Repeat the material exactly, every line of it.

■ DATA EXCERPTS:
- - - - -

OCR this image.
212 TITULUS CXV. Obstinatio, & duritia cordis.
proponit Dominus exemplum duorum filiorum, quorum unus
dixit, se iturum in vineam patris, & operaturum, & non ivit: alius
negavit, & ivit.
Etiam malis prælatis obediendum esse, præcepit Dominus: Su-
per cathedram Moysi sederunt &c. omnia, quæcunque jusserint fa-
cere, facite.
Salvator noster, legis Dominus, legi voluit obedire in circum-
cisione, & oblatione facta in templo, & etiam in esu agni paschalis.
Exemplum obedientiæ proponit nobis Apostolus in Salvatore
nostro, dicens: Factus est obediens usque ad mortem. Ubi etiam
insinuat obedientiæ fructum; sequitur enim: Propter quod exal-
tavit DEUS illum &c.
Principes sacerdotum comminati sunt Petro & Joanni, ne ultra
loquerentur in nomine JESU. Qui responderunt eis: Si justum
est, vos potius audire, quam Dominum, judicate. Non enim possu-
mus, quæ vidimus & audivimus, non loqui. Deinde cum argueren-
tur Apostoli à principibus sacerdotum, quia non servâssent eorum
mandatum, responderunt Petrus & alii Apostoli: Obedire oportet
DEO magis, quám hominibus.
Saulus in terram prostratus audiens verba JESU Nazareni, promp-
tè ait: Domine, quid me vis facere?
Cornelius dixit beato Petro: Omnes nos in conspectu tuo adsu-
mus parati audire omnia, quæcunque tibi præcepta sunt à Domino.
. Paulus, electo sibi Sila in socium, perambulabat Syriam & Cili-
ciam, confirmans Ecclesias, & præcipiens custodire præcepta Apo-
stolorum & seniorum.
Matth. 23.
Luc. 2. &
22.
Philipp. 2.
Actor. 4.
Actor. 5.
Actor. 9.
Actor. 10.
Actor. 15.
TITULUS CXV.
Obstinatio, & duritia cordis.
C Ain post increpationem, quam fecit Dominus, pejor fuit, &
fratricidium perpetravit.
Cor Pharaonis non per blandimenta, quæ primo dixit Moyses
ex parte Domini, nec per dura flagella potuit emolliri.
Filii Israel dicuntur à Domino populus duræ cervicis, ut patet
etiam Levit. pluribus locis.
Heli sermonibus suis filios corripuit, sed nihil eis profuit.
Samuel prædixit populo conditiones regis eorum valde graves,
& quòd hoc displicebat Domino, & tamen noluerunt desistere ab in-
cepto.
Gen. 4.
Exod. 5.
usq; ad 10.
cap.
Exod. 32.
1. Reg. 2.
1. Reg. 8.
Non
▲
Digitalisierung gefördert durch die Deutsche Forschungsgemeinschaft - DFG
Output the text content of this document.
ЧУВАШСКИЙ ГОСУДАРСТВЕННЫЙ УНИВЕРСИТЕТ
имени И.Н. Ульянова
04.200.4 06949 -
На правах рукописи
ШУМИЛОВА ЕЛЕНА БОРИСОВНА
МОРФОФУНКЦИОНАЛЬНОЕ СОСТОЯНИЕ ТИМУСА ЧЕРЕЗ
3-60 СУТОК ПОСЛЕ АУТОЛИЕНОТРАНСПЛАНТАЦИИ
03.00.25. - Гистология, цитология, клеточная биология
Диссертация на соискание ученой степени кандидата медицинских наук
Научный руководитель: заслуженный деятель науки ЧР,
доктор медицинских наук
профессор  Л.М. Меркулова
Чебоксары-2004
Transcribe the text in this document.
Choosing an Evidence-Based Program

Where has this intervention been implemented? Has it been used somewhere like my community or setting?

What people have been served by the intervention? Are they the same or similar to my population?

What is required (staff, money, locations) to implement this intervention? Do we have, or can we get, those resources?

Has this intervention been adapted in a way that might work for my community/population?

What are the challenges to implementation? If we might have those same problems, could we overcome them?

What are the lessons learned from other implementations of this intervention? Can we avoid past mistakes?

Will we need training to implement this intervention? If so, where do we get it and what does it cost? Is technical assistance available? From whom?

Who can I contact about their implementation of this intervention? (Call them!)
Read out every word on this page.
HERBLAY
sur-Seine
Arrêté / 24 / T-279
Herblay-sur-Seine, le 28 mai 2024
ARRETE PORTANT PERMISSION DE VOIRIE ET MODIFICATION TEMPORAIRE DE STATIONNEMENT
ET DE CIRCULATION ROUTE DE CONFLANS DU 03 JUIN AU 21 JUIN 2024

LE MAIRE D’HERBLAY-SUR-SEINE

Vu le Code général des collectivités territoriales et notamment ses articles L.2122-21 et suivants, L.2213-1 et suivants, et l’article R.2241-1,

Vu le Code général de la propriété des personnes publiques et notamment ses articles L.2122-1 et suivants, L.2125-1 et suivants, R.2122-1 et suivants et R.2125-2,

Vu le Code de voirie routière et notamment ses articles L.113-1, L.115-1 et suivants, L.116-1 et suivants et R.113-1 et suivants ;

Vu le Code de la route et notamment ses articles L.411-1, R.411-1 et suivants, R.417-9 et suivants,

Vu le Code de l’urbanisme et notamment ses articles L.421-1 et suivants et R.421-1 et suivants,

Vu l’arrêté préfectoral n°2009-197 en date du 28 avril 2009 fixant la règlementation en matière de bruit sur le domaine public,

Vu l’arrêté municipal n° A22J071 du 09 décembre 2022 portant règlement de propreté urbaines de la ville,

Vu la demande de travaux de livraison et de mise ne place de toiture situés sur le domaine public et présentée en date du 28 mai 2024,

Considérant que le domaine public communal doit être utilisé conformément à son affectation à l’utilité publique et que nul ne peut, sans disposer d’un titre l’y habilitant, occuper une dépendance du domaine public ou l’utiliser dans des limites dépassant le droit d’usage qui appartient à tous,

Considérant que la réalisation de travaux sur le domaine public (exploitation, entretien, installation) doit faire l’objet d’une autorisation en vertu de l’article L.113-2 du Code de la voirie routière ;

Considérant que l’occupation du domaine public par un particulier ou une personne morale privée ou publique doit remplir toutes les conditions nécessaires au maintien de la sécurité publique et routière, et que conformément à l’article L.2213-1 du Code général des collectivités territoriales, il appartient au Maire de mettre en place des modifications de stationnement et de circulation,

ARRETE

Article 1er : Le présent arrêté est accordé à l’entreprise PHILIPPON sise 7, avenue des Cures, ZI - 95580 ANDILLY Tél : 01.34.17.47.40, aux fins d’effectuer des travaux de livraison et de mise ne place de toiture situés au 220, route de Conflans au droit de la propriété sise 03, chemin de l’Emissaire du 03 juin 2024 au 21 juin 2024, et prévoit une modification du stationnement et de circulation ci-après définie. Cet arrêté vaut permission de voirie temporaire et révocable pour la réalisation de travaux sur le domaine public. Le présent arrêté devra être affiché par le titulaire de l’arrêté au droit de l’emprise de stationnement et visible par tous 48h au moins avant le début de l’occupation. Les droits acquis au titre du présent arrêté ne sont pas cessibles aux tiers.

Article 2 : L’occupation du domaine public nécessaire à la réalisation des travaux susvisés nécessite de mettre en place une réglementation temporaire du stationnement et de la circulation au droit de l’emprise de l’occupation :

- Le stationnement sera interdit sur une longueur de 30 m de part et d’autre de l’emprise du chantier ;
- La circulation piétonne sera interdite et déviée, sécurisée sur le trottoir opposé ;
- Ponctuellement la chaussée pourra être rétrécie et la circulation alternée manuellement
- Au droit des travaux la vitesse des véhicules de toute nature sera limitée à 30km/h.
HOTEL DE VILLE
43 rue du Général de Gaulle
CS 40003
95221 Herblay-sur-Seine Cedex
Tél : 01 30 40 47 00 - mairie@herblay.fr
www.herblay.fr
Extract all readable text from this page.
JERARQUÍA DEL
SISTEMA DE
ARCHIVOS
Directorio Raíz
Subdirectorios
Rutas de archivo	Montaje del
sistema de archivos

- - - - -

■ OUTPUT OF THE EXERCISE:
OCR this image.
212 TITULUS CXV. Obstinatio, & duritia cordis.
proponit Dominus exemplum duorum filiorum, quorum unus
dixit, se iturum in vineam patris, & operaturum, & non ivit: alius
negavit, & ivit.
Etiam malis prælatis obediendum esse, præcepit Dominus: Su-
per cathedram Moysi sederunt &c. omnia, quæcunque jusserint fa-
cere, facite.
Salvator noster, legis Dominus, legi voluit obedire in circum-
cisione, & oblatione facta in templo, & etiam in esu agni paschalis.
Exemplum obedientiæ proponit nobis Apostolus in Salvatore
nostro, dicens: Factus est obediens usque ad mortem. Ubi etiam
insinuat obedientiæ fructum; sequitur enim: Propter quod exal-
tavit DEUS illum &c.
Principes sacerdotum comminati sunt Petro & Joanni, ne ultra
loquerentur in nomine JESU. Qui responderunt eis: Si justum
est, vos potius audire, quam Dominum, judicate. Non enim possu-
mus, quæ vidimus & audivimus, non loqui. Deinde cum argueren-
tur Apostoli à principibus sacerdotum, quia non servâssent eorum
mandatum, responderunt Petrus & alii Apostoli: Obedire oportet
DEO magis, quám hominibus.
Saulus in terram prostratus audiens verba JESU Nazareni, promp-
tè ait: Domine, quid me vis facere?
Cornelius dixit beato Petro: Omnes nos in conspectu tuo adsu-
mus parati audire omnia, quæcunque tibi præcepta sunt à Domino.
. Paulus, electo sibi Sila in socium, perambulabat Syriam & Cili-
ciam, confirmans Ecclesias, & præcipiens custodire præcepta Apo-
stolorum & seniorum.
Matth. 23.
Luc. 2. &
22.
Philipp. 2.
Actor. 4.
Actor. 5.
Actor. 9.
Actor. 10.
Actor. 15.
TITULUS CXV.
Obstinatio, & duritia cordis.
C Ain post increpationem, quam fecit Dominus, pejor fuit, &
fratricidium perpetravit.
Cor Pharaonis non per blandimenta, quæ primo dixit Moyses
ex parte Domini, nec per dura flagella potuit emolliri.
Filii Israel dicuntur à Domino populus duræ cervicis, ut patet
etiam Levit. pluribus locis.
Heli sermonibus suis filios corripuit, sed nihil eis profuit.
Samuel prædixit populo conditiones regis eorum valde graves,
& quòd hoc displicebat Domino, & tamen noluerunt desistere ab in-
cepto.
Gen. 4.
Exod. 5.
usq; ad 10.
cap.
Exod. 32.
1. Reg. 2.
1. Reg. 8.
Non
▲
Digitalisierung gefördert durch die Deutsche Forschungsgemeinschaft - DFG
Output the text content of this document.
ЧУВАШСКИЙ ГОСУДАРСТВЕННЫЙ УНИВЕРСИТЕТ
имени И.Н. Ульянова
04.200.4 06949 -
На правах рукописи
ШУМИЛОВА ЕЛЕНА БОРИСОВНА
МОРФОФУНКЦИОНАЛЬНОЕ СОСТОЯНИЕ ТИМУСА ЧЕРЕЗ
3-60 СУТОК ПОСЛЕ АУТОЛИЕНОТРАНСПЛАНТАЦИИ
03.00.25. - Гистология, цитология, клеточная биология
Диссертация на соискание ученой степени кандидата медицинских наук
Научный руководитель: заслуженный деятель науки ЧР,
доктор медицинских наук
профессор  Л.М. Меркулова
Чебоксары-2004
Transcribe the text in this document.
Choosing an Evidence-Based Program

Where has this intervention been implemented? Has it been used somewhere like my community or setting?

What people have been served by the intervention? Are they the same or similar to my population?

What is required (staff, money, locations) to implement this intervention? Do we have, or can we get, those resources?

Has this intervention been adapted in a way that might work for my community/population?

What are the challenges to implementation? If we might have those same problems, could we overcome them?

What are the lessons learned from other implementations of this intervention? Can we avoid past mistakes?

Will we need training to implement this intervention? If so, where do we get it and what does it cost? Is technical assistance available? From whom?

Who can I contact about their implementation of this intervention? (Call them!)
Read out every word on this page.
HERBLAY
sur-Seine
Arrêté / 24 / T-279
Herblay-sur-Seine, le 28 mai 2024
ARRETE PORTANT PERMISSION DE VOIRIE ET MODIFICATION TEMPORAIRE DE STATIONNEMENT
ET DE CIRCULATION ROUTE DE CONFLANS DU 03 JUIN AU 21 JUIN 2024

LE MAIRE D’HERBLAY-SUR-SEINE

Vu le Code général des collectivités territoriales et notamment ses articles L.2122-21 et suivants, L.2213-1 et suivants, et l’article R.2241-1,

Vu le Code général de la propriété des personnes publiques et notamment ses articles L.2122-1 et suivants, L.2125-1 et suivants, R.2122-1 et suivants et R.2125-2,

Vu le Code de voirie routière et notamment ses articles L.113-1, L.115-1 et suivants, L.116-1 et suivants et R.113-1 et suivants ;

Vu le Code de la route et notamment ses articles L.411-1, R.411-1 et suivants, R.417-9 et suivants,

Vu le Code de l’urbanisme et notamment ses articles L.421-1 et suivants et R.421-1 et suivants,

Vu l’arrêté préfectoral n°2009-197 en date du 28 avril 2009 fixant la règlementation en matière de bruit sur le domaine public,

Vu l’arrêté municipal n° A22J071 du 09 décembre 2022 portant règlement de propreté urbaines de la ville,

Vu la demande de travaux de livraison et de mise ne place de toiture situés sur le domaine public et présentée en date du 28 mai 2024,

Considérant que le domaine public communal doit être utilisé conformément à son affectation à l’utilité publique et que nul ne peut, sans disposer d’un titre l’y habilitant, occuper une dépendance du domaine public ou l’utiliser dans des limites dépassant le droit d’usage qui appartient à tous,

Considérant que la réalisation de travaux sur le domaine public (exploitation, entretien, installation) doit faire l’objet d’une autorisation en vertu de l’article L.113-2 du Code de la voirie routière ;

Considérant que l’occupation du domaine public par un particulier ou une personne morale privée ou publique doit remplir toutes les conditions nécessaires au maintien de la sécurité publique et routière, et que conformément à l’article L.2213-1 du Code général des collectivités territoriales, il appartient au Maire de mettre en place des modifications de stationnement et de circulation,

ARRETE

Article 1er : Le présent arrêté est accordé à l’entreprise PHILIPPON sise 7, avenue des Cures, ZI - 95580 ANDILLY Tél : 01.34.17.47.40, aux fins d’effectuer des travaux de livraison et de mise ne place de toiture situés au 220, route de Conflans au droit de la propriété sise 03, chemin de l’Emissaire du 03 juin 2024 au 21 juin 2024, et prévoit une modification du stationnement et de circulation ci-après définie. Cet arrêté vaut permission de voirie temporaire et révocable pour la réalisation de travaux sur le domaine public. Le présent arrêté devra être affiché par le titulaire de l’arrêté au droit de l’emprise de stationnement et visible par tous 48h au moins avant le début de l’occupation. Les droits acquis au titre du présent arrêté ne sont pas cessibles aux tiers.

Article 2 : L’occupation du domaine public nécessaire à la réalisation des travaux susvisés nécessite de mettre en place une réglementation temporaire du stationnement et de la circulation au droit de l’emprise de l’occupation :

- Le stationnement sera interdit sur une longueur de 30 m de part et d’autre de l’emprise du chantier ;
- La circulation piétonne sera interdite et déviée, sécurisée sur le trottoir opposé ;
- Ponctuellement la chaussée pourra être rétrécie et la circulation alternée manuellement
- Au droit des travaux la vitesse des véhicules de toute nature sera limitée à 30km/h.
HOTEL DE VILLE
43 rue du Général de Gaulle
CS 40003
95221 Herblay-sur-Seine Cedex
Tél : 01 30 40 47 00 - mairie@herblay.fr
www.herblay.fr
Extract all readable text from this page.
JERARQUÍA DEL
SISTEMA DE
ARCHIVOS
Directorio Raíz
Subdirectorios
Rutas de archivo	Montaje del
sistema de archivos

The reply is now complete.